» WHAT NEEDS TO BE DONE
Read the records below. Copy each line where the string "Literature" occurs.

··· DATA PROVIDED

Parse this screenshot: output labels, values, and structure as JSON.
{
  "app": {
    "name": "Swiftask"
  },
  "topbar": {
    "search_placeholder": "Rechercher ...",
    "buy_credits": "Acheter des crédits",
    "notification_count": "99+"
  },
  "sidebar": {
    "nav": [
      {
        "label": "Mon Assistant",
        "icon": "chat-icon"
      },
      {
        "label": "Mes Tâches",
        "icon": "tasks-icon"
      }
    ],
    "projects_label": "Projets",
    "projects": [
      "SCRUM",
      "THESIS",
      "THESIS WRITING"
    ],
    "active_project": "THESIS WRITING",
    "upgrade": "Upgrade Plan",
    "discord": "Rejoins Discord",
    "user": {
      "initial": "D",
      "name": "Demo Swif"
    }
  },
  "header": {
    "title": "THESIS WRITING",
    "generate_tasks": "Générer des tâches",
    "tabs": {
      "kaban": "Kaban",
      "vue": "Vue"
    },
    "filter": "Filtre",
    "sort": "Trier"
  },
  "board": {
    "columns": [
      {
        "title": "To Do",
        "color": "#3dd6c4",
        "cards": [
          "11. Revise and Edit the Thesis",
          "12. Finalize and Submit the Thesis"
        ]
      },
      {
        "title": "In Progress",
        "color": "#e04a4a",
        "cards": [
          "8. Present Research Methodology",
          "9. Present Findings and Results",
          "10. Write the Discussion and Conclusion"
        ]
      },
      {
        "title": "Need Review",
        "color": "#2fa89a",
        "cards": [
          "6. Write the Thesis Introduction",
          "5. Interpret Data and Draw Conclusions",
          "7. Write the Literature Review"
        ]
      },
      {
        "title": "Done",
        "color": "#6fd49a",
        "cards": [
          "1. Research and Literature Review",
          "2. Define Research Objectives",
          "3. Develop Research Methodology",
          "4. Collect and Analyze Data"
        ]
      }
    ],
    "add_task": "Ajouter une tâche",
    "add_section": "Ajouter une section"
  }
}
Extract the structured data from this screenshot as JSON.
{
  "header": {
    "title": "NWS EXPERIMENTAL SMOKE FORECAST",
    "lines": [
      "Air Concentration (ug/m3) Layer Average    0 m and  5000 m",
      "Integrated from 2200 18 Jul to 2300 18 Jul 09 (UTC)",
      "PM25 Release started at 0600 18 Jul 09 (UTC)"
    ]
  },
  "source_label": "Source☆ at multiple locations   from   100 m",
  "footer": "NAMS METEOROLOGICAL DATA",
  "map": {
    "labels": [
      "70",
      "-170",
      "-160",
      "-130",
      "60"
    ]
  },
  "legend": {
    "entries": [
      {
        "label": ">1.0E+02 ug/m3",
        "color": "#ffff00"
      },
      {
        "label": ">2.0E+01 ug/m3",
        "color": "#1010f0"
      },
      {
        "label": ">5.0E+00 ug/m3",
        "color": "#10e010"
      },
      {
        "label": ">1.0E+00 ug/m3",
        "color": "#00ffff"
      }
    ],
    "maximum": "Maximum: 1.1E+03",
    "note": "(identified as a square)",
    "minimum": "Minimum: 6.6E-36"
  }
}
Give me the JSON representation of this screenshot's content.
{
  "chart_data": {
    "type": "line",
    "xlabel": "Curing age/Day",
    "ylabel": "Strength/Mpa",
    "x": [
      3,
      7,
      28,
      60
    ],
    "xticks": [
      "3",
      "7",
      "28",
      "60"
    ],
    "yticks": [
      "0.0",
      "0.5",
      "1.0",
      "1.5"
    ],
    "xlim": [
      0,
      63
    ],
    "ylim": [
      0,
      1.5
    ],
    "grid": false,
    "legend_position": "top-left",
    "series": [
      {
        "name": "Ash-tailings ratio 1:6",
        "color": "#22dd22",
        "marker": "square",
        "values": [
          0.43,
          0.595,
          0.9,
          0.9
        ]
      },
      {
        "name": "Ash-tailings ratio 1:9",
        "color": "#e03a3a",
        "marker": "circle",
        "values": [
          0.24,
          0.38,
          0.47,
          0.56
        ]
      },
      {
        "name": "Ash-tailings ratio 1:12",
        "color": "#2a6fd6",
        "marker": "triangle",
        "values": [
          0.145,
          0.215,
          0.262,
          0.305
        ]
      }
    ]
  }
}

······

» EXERCISE SOLUTION
          "7. Write the Literature Review"
          "1. Research and Literature Review",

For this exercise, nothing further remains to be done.